◆ **Written instruction**:
Go through the entries one line at a time, and gather every line that has the word "Litone".

(Data entries)
* * * * *

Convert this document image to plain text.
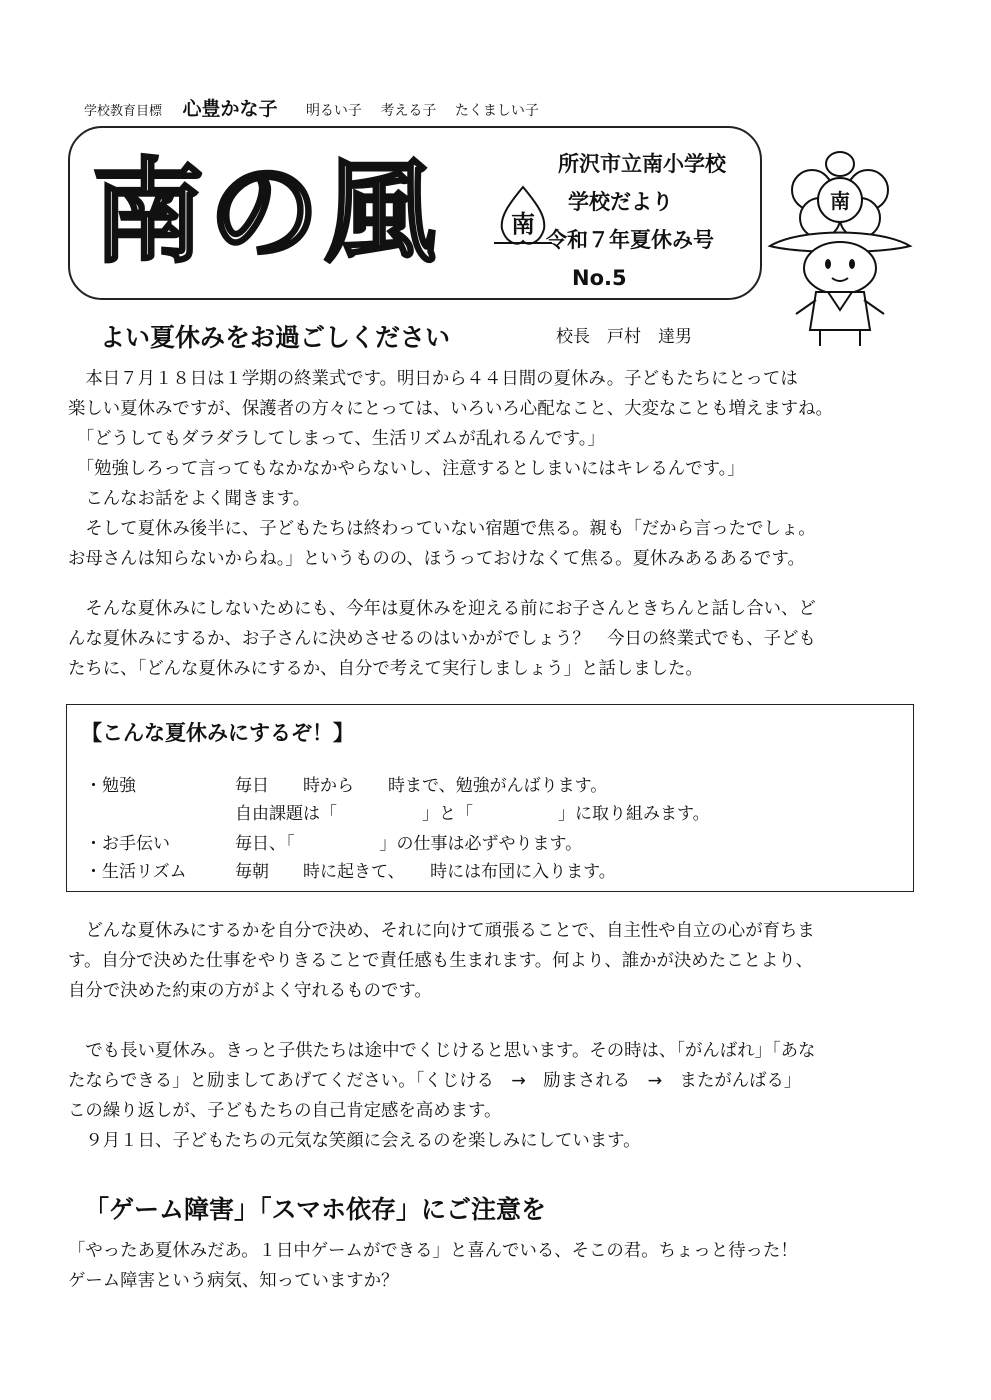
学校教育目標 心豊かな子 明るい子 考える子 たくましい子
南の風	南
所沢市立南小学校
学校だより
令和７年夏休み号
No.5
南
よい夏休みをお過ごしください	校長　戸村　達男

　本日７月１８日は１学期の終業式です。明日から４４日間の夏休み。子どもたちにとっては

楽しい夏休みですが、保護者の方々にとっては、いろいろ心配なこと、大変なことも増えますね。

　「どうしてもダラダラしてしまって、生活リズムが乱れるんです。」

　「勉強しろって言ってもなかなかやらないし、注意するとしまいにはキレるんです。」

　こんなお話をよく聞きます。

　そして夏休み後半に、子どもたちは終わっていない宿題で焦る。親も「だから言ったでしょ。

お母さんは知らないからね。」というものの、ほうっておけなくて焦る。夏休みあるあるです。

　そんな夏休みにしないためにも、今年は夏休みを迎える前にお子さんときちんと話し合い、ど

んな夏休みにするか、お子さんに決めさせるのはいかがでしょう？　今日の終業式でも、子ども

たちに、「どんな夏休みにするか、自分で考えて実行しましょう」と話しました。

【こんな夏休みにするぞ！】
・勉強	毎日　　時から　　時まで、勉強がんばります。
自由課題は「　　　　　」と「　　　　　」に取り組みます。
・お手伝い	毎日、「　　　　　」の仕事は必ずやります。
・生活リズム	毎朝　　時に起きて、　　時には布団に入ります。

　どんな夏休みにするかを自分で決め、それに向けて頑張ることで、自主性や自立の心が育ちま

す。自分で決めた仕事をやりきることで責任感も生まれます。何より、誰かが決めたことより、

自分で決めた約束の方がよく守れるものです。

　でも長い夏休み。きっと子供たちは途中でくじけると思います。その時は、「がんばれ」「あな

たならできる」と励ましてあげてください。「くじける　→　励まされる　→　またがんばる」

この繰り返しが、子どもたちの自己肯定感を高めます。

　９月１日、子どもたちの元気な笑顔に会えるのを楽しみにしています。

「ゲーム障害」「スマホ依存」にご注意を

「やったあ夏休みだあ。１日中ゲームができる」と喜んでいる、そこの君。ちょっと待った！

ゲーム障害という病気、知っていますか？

* * * * *

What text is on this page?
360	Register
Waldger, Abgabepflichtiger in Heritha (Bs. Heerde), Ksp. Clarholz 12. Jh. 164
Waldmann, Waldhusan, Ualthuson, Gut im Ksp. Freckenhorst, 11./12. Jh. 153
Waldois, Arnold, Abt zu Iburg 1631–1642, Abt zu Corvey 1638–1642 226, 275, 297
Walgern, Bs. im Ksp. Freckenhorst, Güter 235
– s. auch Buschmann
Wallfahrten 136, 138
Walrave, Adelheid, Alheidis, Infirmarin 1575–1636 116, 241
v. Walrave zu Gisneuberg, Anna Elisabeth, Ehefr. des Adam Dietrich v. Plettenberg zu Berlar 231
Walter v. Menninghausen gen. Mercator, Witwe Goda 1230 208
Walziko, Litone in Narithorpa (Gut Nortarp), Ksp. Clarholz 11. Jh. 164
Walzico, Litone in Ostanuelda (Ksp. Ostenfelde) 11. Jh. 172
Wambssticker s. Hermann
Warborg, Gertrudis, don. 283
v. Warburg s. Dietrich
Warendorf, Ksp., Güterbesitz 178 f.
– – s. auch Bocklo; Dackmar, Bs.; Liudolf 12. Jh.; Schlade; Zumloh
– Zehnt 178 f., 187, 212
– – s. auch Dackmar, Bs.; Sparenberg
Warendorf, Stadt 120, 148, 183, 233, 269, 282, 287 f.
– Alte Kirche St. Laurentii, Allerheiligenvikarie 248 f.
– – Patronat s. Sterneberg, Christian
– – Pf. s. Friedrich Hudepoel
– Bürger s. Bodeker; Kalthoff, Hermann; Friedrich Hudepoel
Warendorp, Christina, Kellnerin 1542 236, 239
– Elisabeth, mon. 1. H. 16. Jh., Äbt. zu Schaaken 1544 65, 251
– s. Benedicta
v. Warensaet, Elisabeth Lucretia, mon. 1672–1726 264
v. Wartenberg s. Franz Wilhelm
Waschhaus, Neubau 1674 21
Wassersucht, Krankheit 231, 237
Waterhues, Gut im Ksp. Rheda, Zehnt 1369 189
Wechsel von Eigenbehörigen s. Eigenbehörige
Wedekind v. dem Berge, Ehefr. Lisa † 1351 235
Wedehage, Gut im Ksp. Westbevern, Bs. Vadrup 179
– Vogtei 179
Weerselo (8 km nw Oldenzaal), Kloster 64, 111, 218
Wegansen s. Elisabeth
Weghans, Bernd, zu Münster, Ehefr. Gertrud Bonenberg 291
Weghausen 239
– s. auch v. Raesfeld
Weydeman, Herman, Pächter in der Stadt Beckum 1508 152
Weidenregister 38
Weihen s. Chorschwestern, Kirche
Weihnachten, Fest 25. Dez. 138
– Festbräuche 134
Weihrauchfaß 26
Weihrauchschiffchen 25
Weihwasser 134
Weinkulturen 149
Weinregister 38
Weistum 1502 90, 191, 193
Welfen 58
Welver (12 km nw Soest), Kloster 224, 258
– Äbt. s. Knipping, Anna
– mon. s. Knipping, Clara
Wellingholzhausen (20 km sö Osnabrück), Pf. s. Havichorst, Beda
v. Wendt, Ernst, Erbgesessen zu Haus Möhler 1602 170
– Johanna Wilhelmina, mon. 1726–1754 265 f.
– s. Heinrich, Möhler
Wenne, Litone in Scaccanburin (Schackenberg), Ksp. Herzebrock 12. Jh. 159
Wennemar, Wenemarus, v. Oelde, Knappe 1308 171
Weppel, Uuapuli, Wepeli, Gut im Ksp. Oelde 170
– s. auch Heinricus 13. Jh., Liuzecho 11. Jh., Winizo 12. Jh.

* * * * *

◆ **Task response**:
Walziko, Litone in Narithorpa (Gut Nortarp), Ksp. Clarholz 11. Jh. 164
Walzico, Litone in Ostanuelda (Ksp. Ostenfelde) 11. Jh. 172
Wenne, Litone in Scaccanburin (Schackenberg), Ksp. Herzebrock 12. Jh. 159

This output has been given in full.